:: Goal ::
Switch "Localize" to "Locate" in the rows running from the start of the rows through the line that contains "divider-top xyxy=(48,204,1032,205)", and give back only those lines with everything else unchanged.
— start Record excerpts —
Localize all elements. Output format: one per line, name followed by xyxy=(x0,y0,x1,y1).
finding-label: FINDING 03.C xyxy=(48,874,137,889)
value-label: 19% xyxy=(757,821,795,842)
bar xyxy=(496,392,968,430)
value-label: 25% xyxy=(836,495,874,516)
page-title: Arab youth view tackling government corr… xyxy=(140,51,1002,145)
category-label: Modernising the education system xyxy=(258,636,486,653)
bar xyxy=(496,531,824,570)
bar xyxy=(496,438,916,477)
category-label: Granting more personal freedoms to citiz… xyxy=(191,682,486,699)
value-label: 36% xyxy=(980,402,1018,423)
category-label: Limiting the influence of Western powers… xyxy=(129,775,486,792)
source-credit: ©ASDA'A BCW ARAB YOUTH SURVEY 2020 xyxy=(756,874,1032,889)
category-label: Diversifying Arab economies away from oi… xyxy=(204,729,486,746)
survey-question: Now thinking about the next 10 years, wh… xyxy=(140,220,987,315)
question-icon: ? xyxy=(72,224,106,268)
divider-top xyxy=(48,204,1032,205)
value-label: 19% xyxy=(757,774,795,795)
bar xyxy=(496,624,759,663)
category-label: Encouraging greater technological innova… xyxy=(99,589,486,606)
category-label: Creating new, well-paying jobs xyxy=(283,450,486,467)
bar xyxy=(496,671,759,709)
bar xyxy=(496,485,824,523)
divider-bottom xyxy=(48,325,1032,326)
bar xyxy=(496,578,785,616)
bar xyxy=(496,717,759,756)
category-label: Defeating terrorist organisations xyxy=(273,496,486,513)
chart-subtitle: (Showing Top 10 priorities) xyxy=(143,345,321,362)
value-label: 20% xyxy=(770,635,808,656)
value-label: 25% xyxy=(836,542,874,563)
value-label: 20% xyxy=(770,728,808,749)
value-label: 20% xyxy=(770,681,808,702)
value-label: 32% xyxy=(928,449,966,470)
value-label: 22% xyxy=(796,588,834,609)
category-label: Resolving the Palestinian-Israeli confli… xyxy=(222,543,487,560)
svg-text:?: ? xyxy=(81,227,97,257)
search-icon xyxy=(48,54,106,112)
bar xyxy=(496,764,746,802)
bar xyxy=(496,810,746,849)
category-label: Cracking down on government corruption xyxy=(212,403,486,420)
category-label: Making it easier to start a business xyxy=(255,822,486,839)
— end Record excerpts —
:: Response to the task ::
Locate all elements. Output format: one per line, name followed by xyxy=(x0,y0,x1,y1).
finding-label: FINDING 03.C xyxy=(48,874,137,889)
value-label: 19% xyxy=(757,821,795,842)
bar xyxy=(496,392,968,430)
value-label: 25% xyxy=(836,495,874,516)
page-title: Arab youth view tackling government corr… xyxy=(140,51,1002,145)
category-label: Modernising the education system xyxy=(258,636,486,653)
bar xyxy=(496,531,824,570)
bar xyxy=(496,438,916,477)
category-label: Granting more personal freedoms to citiz… xyxy=(191,682,486,699)
value-label: 36% xyxy=(980,402,1018,423)
category-label: Limiting the influence of Western powers… xyxy=(129,775,486,792)
source-credit: ©ASDA'A BCW ARAB YOUTH SURVEY 2020 xyxy=(756,874,1032,889)
category-label: Diversifying Arab economies away from oi… xyxy=(204,729,486,746)
survey-question: Now thinking about the next 10 years, wh… xyxy=(140,220,987,315)
question-icon: ? xyxy=(72,224,106,268)
divider-top xyxy=(48,204,1032,205)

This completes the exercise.